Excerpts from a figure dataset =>
◆ ◆ ◆

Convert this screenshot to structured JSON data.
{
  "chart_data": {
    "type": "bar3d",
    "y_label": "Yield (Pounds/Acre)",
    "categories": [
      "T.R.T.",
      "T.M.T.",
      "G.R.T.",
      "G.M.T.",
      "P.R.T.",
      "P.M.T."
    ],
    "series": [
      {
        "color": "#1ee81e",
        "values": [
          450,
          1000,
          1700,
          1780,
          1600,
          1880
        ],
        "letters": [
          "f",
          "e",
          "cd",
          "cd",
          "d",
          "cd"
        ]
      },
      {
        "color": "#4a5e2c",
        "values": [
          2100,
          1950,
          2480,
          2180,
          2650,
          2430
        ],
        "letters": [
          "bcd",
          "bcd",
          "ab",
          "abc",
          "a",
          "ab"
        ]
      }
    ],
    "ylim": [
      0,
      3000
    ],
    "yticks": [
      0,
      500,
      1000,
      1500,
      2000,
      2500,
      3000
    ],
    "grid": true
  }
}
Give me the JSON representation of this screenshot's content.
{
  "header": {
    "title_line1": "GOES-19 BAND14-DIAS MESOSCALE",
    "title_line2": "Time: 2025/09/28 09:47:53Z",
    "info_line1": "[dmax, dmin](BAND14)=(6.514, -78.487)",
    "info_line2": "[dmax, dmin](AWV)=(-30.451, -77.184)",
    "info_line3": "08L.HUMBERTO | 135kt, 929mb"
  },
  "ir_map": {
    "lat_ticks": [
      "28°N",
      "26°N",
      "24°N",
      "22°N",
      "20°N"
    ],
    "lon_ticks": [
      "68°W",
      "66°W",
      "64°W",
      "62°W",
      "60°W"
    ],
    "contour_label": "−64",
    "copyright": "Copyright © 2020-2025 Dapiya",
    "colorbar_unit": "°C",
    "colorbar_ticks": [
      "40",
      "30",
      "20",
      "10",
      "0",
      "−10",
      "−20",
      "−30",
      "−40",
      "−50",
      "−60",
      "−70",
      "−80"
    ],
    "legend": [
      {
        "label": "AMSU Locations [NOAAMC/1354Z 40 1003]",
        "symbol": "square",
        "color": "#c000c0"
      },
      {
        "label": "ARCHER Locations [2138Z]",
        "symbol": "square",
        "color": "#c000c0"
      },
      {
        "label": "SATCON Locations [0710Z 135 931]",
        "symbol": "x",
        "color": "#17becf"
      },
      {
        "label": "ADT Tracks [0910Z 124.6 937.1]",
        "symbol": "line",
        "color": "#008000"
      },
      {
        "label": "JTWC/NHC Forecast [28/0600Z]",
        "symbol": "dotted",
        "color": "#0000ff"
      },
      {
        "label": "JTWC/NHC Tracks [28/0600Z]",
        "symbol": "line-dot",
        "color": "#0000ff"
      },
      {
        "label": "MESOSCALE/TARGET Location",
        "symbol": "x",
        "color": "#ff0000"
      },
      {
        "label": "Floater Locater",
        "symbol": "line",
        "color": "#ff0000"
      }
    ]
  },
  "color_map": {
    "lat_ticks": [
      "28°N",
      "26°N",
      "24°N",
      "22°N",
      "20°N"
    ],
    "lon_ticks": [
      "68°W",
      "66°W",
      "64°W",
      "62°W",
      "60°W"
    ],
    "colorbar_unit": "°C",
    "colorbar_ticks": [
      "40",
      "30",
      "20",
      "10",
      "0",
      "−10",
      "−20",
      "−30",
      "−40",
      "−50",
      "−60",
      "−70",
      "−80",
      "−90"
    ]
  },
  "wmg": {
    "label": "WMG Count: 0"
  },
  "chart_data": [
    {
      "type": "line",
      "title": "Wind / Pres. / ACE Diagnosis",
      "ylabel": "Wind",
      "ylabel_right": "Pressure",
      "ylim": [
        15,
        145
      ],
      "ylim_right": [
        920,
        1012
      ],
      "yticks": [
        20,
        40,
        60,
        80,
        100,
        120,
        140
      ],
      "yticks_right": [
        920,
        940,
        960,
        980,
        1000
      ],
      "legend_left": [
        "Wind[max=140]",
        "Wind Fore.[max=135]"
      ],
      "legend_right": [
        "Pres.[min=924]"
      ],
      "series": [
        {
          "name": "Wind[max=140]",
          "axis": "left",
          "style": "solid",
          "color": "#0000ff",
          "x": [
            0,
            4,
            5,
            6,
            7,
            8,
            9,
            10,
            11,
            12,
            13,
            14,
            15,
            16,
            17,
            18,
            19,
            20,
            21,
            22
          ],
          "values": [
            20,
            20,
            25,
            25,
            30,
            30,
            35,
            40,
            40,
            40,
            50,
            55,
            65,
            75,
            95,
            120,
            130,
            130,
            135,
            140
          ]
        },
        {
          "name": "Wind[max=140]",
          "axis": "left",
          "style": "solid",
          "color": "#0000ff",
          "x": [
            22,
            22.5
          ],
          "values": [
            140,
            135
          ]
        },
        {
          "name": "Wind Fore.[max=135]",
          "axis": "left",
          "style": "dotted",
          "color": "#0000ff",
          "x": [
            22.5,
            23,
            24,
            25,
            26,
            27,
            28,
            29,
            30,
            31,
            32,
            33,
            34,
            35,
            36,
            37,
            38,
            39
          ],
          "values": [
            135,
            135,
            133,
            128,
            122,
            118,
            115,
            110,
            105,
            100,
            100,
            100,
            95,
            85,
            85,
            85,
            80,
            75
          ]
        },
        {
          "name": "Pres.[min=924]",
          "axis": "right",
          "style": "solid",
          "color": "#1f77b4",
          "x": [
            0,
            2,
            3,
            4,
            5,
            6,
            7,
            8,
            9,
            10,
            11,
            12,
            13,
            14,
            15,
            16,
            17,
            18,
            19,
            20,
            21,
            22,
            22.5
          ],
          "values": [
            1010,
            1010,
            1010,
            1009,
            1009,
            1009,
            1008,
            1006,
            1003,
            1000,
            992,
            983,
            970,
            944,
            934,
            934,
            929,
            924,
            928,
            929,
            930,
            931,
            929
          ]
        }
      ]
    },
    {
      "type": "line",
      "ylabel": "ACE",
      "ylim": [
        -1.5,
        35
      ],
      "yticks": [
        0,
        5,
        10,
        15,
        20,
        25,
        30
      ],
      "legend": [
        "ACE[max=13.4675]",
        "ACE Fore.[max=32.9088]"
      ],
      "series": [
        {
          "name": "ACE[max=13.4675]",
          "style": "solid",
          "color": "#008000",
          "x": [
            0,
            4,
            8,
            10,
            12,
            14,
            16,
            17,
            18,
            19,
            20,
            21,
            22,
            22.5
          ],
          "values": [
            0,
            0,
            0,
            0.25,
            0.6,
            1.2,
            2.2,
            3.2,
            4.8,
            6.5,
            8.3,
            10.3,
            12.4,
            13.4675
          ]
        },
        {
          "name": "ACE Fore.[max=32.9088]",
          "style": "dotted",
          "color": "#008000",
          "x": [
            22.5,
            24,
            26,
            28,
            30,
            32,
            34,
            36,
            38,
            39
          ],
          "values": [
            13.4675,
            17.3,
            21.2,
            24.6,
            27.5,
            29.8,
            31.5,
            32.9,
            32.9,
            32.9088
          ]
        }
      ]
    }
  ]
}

◆ ◆ ◆

Instructions to follow =>
Return each line of the records above exactly as it reads.

Full output =>
Convert this screenshot to structured JSON data.
{
  "chart_data": {
    "type": "bar3d",
    "y_label": "Yield (Pounds/Acre)",
    "categories": [
      "T.R.T.",
      "T.M.T.",
      "G.R.T.",
      "G.M.T.",
      "P.R.T.",
      "P.M.T."
    ],
    "series": [
      {
        "color": "#1ee81e",
        "values": [
          450,
          1000,
          1700,
          1780,
          1600,
          1880
        ],
        "letters": [
          "f",
          "e",
          "cd",
          "cd",
          "d",
          "cd"
        ]
      },
      {
        "color": "#4a5e2c",
        "values": [
          2100,
          1950,
          2480,
          2180,
          2650,
          2430
        ],
        "letters": [
          "bcd",
          "bcd",
          "ab",
          "abc",
          "a",
          "ab"
        ]
      }
    ],
    "ylim": [
      0,
      3000
    ],
    "yticks": [
      0,
      500,
      1000,
      1500,
      2000,
      2500,
      3000
    ],
    "grid": true
  }
}
Give me the JSON representation of this screenshot's content.
{
  "header": {
    "title_line1": "GOES-19 BAND14-DIAS MESOSCALE",
    "title_line2": "Time: 2025/09/28 09:47:53Z",
    "info_line1": "[dmax, dmin](BAND14)=(6.514, -78.487)",
    "info_line2": "[dmax, dmin](AWV)=(-30.451, -77.184)",
    "info_line3": "08L.HUMBERTO | 135kt, 929mb"
  },
  "ir_map": {
    "lat_ticks": [
      "28°N",
      "26°N",
      "24°N",
      "22°N",
      "20°N"
    ],
    "lon_ticks": [
      "68°W",
      "66°W",
      "64°W",
      "62°W",
      "60°W"
    ],
    "contour_label": "−64",
    "copyright": "Copyright © 2020-2025 Dapiya",
    "colorbar_unit": "°C",
    "colorbar_ticks": [
      "40",
      "30",
      "20",
      "10",
      "0",
      "−10",
      "−20",
      "−30",
      "−40",
      "−50",
      "−60",
      "−70",
      "−80"
    ],
    "legend": [
      {
        "label": "AMSU Locations [NOAAMC/1354Z 40 1003]",
        "symbol": "square",
        "color": "#c000c0"
      },
      {
        "label": "ARCHER Locations [2138Z]",
        "symbol": "square",
        "color": "#c000c0"
      },
      {
        "label": "SATCON Locations [0710Z 135 931]",
        "symbol": "x",
        "color": "#17becf"
      },
      {
        "label": "ADT Tracks [0910Z 124.6 937.1]",
        "symbol": "line",
        "color": "#008000"
      },
      {
        "label": "JTWC/NHC Forecast [28/0600Z]",
        "symbol": "dotted",
        "color": "#0000ff"
      },
      {
        "label": "JTWC/NHC Tracks [28/0600Z]",
        "symbol": "line-dot",
        "color": "#0000ff"
      },
      {
        "label": "MESOSCALE/TARGET Location",
        "symbol": "x",
        "color": "#ff0000"
      },
      {
        "label": "Floater Locater",
        "symbol": "line",
        "color": "#ff0000"
      }
    ]
  },
  "color_map": {
    "lat_ticks": [
      "28°N",
      "26°N",
      "24°N",
      "22°N",
      "20°N"
    ],
    "lon_ticks": [
      "68°W",
      "66°W",
      "64°W",
      "62°W",
      "60°W"
    ],
    "colorbar_unit": "°C",
    "colorbar_ticks": [
      "40",
      "30",
      "20",
      "10",
      "0",
      "−10",
      "−20",
      "−30",
      "−40",
      "−50",
      "−60",
      "−70",
      "−80",
      "−90"
    ]
  },
  "wmg": {
    "label": "WMG Count: 0"
  },
  "chart_data": [
    {
      "type": "line",
      "title": "Wind / Pres. / ACE Diagnosis",
      "ylabel": "Wind",
      "ylabel_right": "Pressure",
      "ylim": [
        15,
        145
      ],
      "ylim_right": [
        920,
        1012
      ],
      "yticks": [
        20,
        40,
        60,
        80,
        100,
        120,
        140
      ],
      "yticks_right": [
        920,
        940,
        960,
        980,
        1000
      ],
      "legend_left": [
        "Wind[max=140]",
        "Wind Fore.[max=135]"
      ],
      "legend_right": [
        "Pres.[min=924]"
      ],
      "series": [
        {
          "name": "Wind[max=140]",
          "axis": "left",
          "style": "solid",
          "color": "#0000ff",
          "x": [
            0,
            4,
            5,
            6,
            7,
            8,
            9,
            10,
            11,
            12,
            13,
            14,
            15,
            16,
            17,
            18,
            19,
            20,
            21,
            22
          ],
          "values": [
            20,
            20,
            25,
            25,
            30,
            30,
            35,
            40,
            40,
            40,
            50,
            55,
            65,
            75,
            95,
            120,
            130,
            130,
            135,
            140
          ]
        },
        {
          "name": "Wind[max=140]",
          "axis": "left",
          "style": "solid",
          "color": "#0000ff",
          "x": [
            22,
            22.5
          ],
          "values": [
            140,
            135
          ]
        },
        {
          "name": "Wind Fore.[max=135]",
          "axis": "left",
          "style": "dotted",
          "color": "#0000ff",
          "x": [
            22.5,
            23,
            24,
            25,
            26,
            27,
            28,
            29,
            30,
            31,
            32,
            33,
            34,
            35,
            36,
            37,
            38,
            39
          ],
          "values": [
            135,
            135,
            133,
            128,
            122,
            118,
            115,
            110,
            105,
            100,
            100,
            100,
            95,
            85,
            85,
            85,
            80,
            75
          ]
        },
        {
          "name": "Pres.[min=924]",
          "axis": "right",
          "style": "solid",
          "color": "#1f77b4",
          "x": [
            0,
            2,
            3,
            4,
            5,
            6,
            7,
            8,
            9,
            10,
            11,
            12,
            13,
            14,
            15,
            16,
            17,
            18,
            19,
            20,
            21,
            22,
            22.5
          ],
          "values": [
            1010,
            1010,
            1010,
            1009,
            1009,
            1009,
            1008,
            1006,
            1003,
            1000,
            992,
            983,
            970,
            944,
            934,
            934,
            929,
            924,
            928,
            929,
            930,
            931,
            929
          ]
        }
      ]
    },
    {
      "type": "line",
      "ylabel": "ACE",
      "ylim": [
        -1.5,
        35
      ],
      "yticks": [
        0,
        5,
        10,
        15,
        20,
        25,
        30
      ],
      "legend": [
        "ACE[max=13.4675]",
        "ACE Fore.[max=32.9088]"
      ],
      "series": [
        {
          "name": "ACE[max=13.4675]",
          "style": "solid",
          "color": "#008000",
          "x": [
            0,
            4,
            8,
            10,
            12,
            14,
            16,
            17,
            18,
            19,
            20,
            21,
            22,
            22.5
          ],
          "values": [
            0,
            0,
            0,
            0.25,
            0.6,
            1.2,
            2.2,
            3.2,
            4.8,
            6.5,
            8.3,
            10.3,
            12.4,
            13.4675
          ]
        },
        {
          "name": "ACE Fore.[max=32.9088]",
          "style": "dotted",
          "color": "#008000",
          "x": [
            22.5,
            24,
            26,
            28,
            30,
            32,
            34,
            36,
            38,
            39
          ],
          "values": [
            13.4675,
            17.3,
            21.2,
            24.6,
            27.5,
            29.8,
            31.5,
            32.9,
            32.9,
            32.9088
          ]
        }
      ]
    }
  ]
}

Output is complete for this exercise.